### INFORMATION SUPPLIED
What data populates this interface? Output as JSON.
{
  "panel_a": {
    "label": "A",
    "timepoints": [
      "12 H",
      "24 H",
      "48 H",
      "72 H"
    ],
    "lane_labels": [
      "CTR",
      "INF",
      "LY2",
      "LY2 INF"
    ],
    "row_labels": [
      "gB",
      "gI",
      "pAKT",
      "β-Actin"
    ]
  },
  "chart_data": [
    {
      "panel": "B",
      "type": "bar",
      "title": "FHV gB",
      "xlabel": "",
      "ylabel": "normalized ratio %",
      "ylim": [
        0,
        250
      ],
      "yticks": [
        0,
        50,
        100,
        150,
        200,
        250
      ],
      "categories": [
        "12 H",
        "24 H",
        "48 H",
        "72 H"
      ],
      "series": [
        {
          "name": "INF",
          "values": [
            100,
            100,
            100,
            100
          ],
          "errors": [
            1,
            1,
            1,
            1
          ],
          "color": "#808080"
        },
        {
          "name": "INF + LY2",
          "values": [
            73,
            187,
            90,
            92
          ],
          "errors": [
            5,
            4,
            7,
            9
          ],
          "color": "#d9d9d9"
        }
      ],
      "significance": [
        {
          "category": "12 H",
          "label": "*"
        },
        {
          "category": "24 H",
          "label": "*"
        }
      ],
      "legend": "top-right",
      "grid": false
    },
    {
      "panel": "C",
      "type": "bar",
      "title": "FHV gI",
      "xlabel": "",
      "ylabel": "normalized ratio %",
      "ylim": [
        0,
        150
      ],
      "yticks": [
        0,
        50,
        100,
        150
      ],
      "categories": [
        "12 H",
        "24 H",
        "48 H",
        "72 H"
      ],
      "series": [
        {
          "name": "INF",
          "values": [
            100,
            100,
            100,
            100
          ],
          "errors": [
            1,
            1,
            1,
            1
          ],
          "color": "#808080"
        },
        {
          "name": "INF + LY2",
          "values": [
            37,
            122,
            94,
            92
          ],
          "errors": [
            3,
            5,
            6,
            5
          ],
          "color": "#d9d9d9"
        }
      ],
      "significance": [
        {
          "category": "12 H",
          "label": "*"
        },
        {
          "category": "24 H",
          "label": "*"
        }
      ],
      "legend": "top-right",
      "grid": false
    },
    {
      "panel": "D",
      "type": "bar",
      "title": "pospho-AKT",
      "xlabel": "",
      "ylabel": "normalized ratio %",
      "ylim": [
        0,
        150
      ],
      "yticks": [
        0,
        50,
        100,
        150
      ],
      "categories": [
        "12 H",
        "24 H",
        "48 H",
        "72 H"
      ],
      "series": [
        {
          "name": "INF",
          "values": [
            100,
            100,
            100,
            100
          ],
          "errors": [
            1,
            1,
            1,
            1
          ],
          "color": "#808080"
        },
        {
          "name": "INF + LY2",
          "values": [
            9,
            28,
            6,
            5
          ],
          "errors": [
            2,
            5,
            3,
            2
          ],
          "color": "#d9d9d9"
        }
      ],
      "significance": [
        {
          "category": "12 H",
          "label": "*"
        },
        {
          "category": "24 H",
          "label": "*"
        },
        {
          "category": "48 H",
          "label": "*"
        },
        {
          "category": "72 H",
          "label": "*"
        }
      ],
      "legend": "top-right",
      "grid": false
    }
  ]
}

### THE PROBLEM
Return every entry exactly as given.

### REPLY
What data populates this interface? Output as JSON.
{
  "panel_a": {
    "label": "A",
    "timepoints": [
      "12 H",
      "24 H",
      "48 H",
      "72 H"
    ],
    "lane_labels": [
      "CTR",
      "INF",
      "LY2",
      "LY2 INF"
    ],
    "row_labels": [
      "gB",
      "gI",
      "pAKT",
      "β-Actin"
    ]
  },
  "chart_data": [
    {
      "panel": "B",
      "type": "bar",
      "title": "FHV gB",
      "xlabel": "",
      "ylabel": "normalized ratio %",
      "ylim": [
        0,
        250
      ],
      "yticks": [
        0,
        50,
        100,
        150,
        200,
        250
      ],
      "categories": [
        "12 H",
        "24 H",
        "48 H",
        "72 H"
      ],
      "series": [
        {
          "name": "INF",
          "values": [
            100,
            100,
            100,
            100
          ],
          "errors": [
            1,
            1,
            1,
            1
          ],
          "color": "#808080"
        },
        {
          "name": "INF + LY2",
          "values": [
            73,
            187,
            90,
            92
          ],
          "errors": [
            5,
            4,
            7,
            9
          ],
          "color": "#d9d9d9"
        }
      ],
      "significance": [
        {
          "category": "12 H",
          "label": "*"
        },
        {
          "category": "24 H",
          "label": "*"
        }
      ],
      "legend": "top-right",
      "grid": false
    },
    {
      "panel": "C",
      "type": "bar",
      "title": "FHV gI",
      "xlabel": "",
      "ylabel": "normalized ratio %",
      "ylim": [
        0,
        150
      ],
      "yticks": [
        0,
        50,
        100,
        150
      ],
      "categories": [
        "12 H",
        "24 H",
        "48 H",
        "72 H"
      ],
      "series": [
        {
          "name": "INF",
          "values": [
            100,
            100,
            100,
            100
          ],
          "errors": [
            1,
            1,
            1,
            1
          ],
          "color": "#808080"
        },
        {
          "name": "INF + LY2",
          "values": [
            37,
            122,
            94,
            92
          ],
          "errors": [
            3,
            5,
            6,
            5
          ],
          "color": "#d9d9d9"
        }
      ],
      "significance": [
        {
          "category": "12 H",
          "label": "*"
        },
        {
          "category": "24 H",
          "label": "*"
        }
      ],
      "legend": "top-right",
      "grid": false
    },
    {
      "panel": "D",
      "type": "bar",
      "title": "pospho-AKT",
      "xlabel": "",
      "ylabel": "normalized ratio %",
      "ylim": [
        0,
        150
      ],
      "yticks": [
        0,
        50,
        100,
        150
      ],
      "categories": [
        "12 H",
        "24 H",
        "48 H",
        "72 H"
      ],
      "series": [
        {
          "name": "INF",
          "values": [
            100,
            100,
            100,
            100
          ],
          "errors": [
            1,
            1,
            1,
            1
          ],
          "color": "#808080"
        },
        {
          "name": "INF + LY2",
          "values": [
            9,
            28,
            6,
            5
          ],
          "errors": [
            2,
            5,
            3,
            2
          ],
          "color": "#d9d9d9"
        }
      ],
      "significance": [
        {
          "category": "12 H",
          "label": "*"
        },
        {
          "category": "24 H",
          "label": "*"
        },
        {
          "category": "48 H",
          "label": "*"
        },
        {
          "category": "72 H",
          "label": "*"
        }
      ],
      "legend": "top-right",
      "grid": false
    }
  ]
}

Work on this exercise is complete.